■ **WRITTEN PROBLEM**
Count the lines in the data below where the string "into" occurs, please, and give the number alone.

** start SOURCE DATA **

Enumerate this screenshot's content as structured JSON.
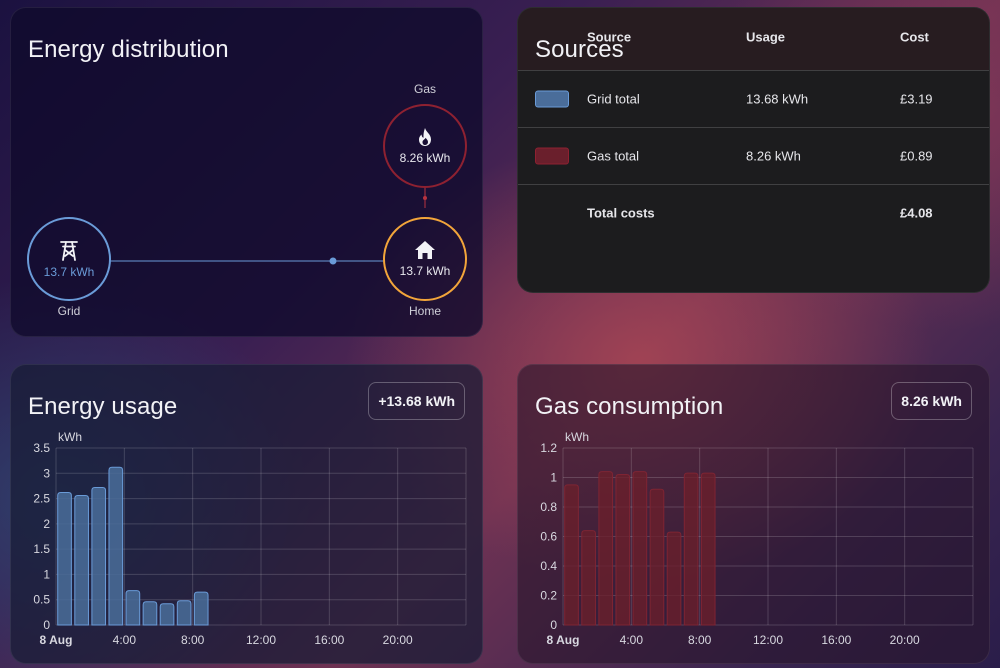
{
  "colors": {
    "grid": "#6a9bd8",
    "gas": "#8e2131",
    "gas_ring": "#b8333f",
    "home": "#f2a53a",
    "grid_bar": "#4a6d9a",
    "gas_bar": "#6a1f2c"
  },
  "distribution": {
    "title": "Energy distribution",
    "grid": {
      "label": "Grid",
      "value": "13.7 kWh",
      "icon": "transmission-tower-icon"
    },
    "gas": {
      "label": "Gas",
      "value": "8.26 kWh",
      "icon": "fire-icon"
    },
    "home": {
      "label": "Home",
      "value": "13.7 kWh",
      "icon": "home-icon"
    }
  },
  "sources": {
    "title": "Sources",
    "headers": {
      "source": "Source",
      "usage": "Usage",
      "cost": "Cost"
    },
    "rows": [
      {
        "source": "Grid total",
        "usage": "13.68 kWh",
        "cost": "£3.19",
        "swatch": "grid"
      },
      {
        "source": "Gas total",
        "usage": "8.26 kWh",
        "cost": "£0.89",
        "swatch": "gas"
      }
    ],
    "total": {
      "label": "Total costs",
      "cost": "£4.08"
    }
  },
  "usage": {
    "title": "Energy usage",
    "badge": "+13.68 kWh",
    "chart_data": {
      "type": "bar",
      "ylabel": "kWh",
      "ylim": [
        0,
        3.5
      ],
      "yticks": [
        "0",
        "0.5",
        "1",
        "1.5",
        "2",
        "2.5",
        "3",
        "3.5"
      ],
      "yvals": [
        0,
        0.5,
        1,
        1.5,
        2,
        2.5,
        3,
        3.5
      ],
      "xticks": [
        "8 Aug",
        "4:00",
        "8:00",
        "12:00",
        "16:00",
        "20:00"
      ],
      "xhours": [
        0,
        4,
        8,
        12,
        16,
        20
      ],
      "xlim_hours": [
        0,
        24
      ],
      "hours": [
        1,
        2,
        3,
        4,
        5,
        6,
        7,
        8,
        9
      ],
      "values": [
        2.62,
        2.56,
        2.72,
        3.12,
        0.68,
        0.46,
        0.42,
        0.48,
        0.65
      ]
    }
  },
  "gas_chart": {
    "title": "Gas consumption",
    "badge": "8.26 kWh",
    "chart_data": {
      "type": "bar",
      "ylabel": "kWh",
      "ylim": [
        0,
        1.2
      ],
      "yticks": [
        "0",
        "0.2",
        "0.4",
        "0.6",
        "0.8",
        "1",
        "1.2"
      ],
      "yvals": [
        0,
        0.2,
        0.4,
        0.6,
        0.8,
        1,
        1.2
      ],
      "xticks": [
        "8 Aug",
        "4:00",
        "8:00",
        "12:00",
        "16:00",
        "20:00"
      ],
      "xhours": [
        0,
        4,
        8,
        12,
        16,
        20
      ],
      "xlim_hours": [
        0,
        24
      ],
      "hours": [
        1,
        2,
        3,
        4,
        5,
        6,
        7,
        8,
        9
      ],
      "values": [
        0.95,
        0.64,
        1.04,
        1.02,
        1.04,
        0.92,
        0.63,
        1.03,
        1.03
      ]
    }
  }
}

** end SOURCE DATA **
** start SOURCE DATA **

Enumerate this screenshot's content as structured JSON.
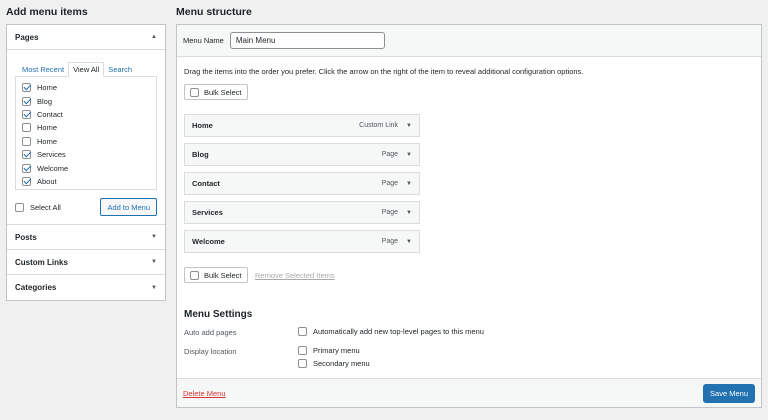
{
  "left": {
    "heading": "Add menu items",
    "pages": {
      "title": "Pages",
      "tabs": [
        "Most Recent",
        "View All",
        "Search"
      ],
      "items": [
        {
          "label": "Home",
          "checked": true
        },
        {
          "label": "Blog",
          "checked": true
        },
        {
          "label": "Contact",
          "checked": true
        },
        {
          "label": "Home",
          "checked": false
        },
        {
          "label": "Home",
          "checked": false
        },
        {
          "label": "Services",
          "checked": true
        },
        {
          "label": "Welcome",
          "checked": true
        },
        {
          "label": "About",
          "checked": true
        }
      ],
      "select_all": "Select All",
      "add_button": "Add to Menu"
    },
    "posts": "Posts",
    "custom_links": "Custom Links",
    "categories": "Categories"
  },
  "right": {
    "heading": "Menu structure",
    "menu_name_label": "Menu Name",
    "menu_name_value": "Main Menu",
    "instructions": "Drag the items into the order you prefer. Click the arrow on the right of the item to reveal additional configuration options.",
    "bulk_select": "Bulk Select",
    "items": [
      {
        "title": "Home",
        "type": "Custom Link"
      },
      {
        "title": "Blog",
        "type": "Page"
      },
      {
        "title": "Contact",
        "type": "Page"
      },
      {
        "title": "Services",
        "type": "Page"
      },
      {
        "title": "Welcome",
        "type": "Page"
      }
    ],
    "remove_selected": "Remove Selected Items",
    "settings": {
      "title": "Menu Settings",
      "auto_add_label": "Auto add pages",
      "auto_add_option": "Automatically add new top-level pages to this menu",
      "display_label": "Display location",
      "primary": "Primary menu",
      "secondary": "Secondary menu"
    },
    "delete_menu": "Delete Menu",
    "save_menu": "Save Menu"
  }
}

** end SOURCE DATA **
** start SOURCE DATA **

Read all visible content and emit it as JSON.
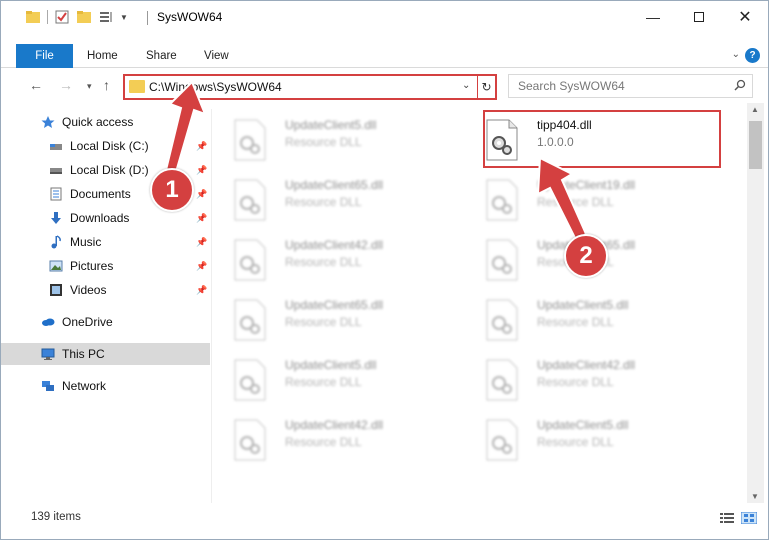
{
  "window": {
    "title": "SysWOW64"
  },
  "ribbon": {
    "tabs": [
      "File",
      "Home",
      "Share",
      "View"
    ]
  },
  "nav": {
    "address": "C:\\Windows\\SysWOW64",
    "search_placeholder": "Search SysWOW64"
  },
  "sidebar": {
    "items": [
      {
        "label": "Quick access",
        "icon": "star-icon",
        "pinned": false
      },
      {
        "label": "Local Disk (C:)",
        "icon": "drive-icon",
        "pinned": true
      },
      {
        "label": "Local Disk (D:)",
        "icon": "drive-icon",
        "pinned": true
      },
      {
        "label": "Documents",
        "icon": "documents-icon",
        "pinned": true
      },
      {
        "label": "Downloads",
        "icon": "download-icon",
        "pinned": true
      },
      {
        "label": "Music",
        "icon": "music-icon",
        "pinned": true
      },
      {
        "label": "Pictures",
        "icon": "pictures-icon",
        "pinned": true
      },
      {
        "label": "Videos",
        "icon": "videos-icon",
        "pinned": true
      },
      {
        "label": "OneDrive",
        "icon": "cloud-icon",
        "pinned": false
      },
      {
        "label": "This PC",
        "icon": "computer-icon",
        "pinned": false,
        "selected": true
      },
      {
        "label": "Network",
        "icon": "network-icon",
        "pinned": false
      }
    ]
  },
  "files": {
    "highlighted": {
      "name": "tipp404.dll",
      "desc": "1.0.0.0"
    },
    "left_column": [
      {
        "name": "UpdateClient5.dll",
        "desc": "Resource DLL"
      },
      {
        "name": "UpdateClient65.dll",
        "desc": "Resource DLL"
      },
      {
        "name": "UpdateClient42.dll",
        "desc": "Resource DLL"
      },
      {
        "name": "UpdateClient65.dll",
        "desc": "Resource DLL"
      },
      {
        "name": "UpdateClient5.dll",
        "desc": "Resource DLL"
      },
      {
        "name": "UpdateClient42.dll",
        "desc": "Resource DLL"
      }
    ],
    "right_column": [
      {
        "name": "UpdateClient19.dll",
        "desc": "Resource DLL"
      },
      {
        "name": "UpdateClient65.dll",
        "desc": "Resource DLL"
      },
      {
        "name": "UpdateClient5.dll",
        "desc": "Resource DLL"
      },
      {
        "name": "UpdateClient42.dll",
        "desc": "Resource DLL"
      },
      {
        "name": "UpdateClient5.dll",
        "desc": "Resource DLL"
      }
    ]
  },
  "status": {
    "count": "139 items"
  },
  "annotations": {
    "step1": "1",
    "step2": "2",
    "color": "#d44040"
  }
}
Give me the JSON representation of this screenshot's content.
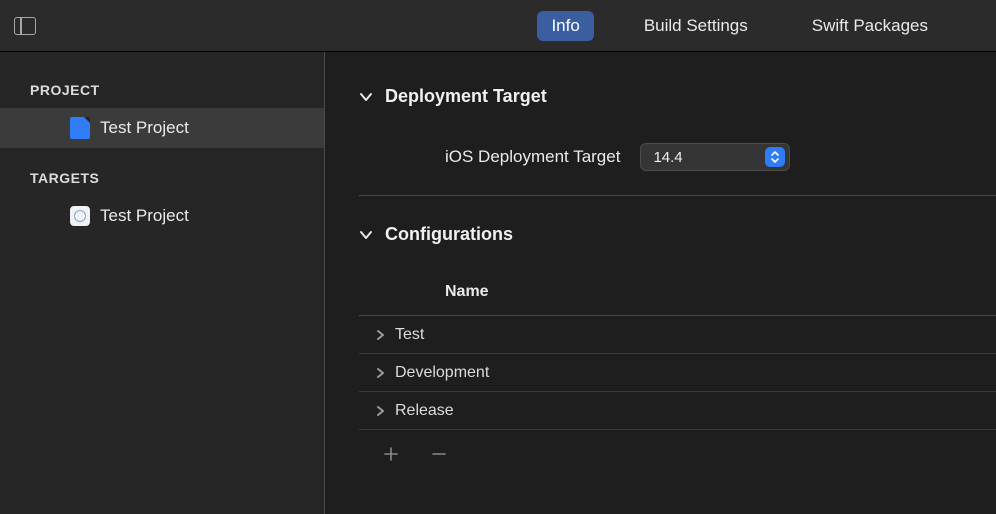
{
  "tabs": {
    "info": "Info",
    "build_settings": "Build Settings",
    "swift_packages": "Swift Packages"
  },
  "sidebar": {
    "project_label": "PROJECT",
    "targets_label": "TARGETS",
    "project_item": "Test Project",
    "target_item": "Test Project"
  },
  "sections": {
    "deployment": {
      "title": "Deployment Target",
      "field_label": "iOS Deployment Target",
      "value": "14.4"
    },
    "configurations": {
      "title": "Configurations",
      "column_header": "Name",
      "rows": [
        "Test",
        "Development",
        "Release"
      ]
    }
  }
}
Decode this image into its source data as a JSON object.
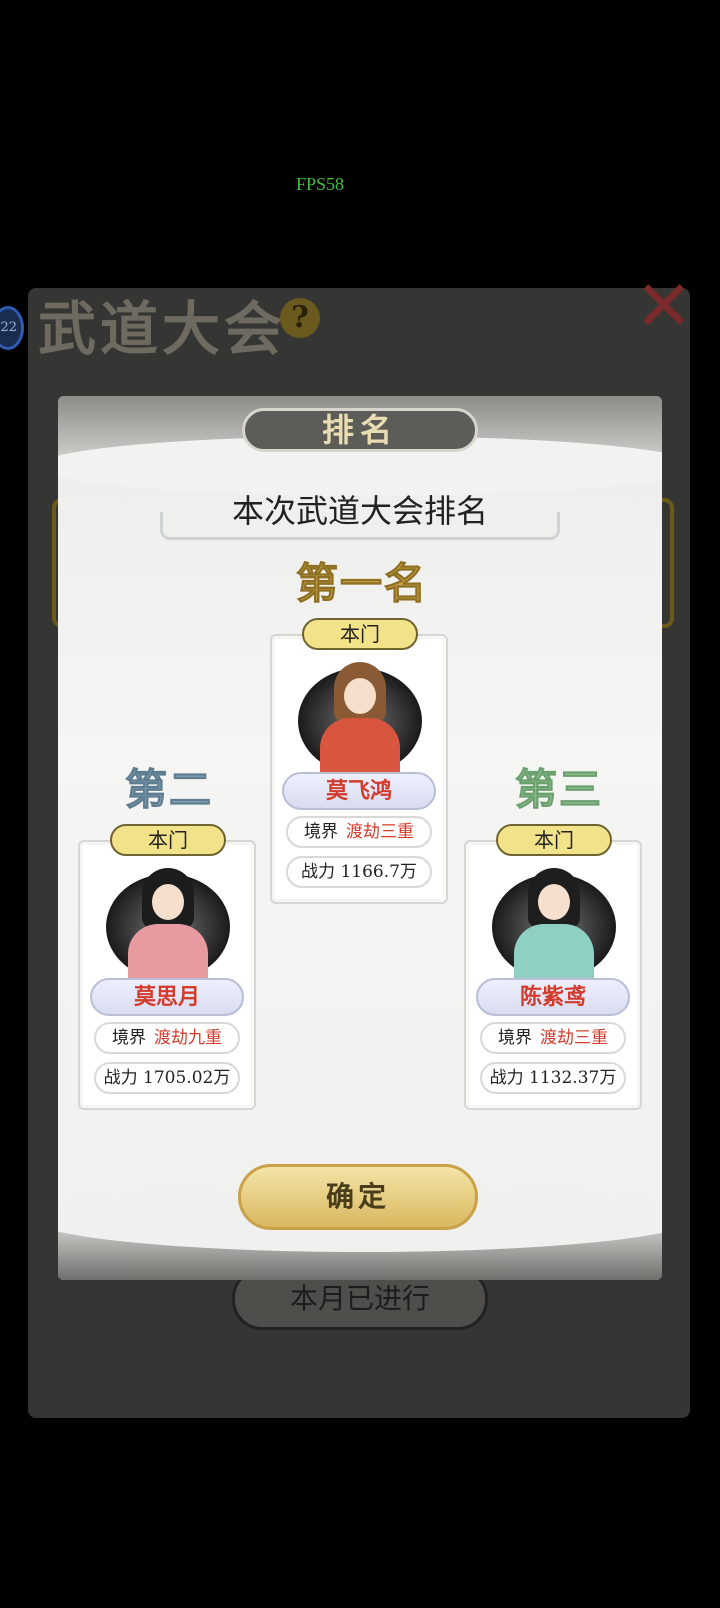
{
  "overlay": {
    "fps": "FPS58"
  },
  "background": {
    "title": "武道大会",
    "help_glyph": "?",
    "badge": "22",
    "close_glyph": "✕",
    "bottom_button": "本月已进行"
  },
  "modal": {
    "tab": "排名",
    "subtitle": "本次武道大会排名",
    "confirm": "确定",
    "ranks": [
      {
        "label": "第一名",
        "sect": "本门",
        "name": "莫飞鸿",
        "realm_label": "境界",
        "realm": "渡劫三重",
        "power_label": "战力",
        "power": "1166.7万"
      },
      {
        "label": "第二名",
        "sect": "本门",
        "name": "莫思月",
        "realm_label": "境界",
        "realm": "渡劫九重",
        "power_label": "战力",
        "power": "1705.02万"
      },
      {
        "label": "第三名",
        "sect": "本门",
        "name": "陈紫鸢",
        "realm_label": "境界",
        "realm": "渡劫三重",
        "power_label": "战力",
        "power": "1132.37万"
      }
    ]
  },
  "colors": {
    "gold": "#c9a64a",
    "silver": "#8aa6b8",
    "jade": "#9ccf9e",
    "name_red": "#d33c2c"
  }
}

** end SOURCE DATA **

■ **ANSWER TO THIS EXERCISE**
2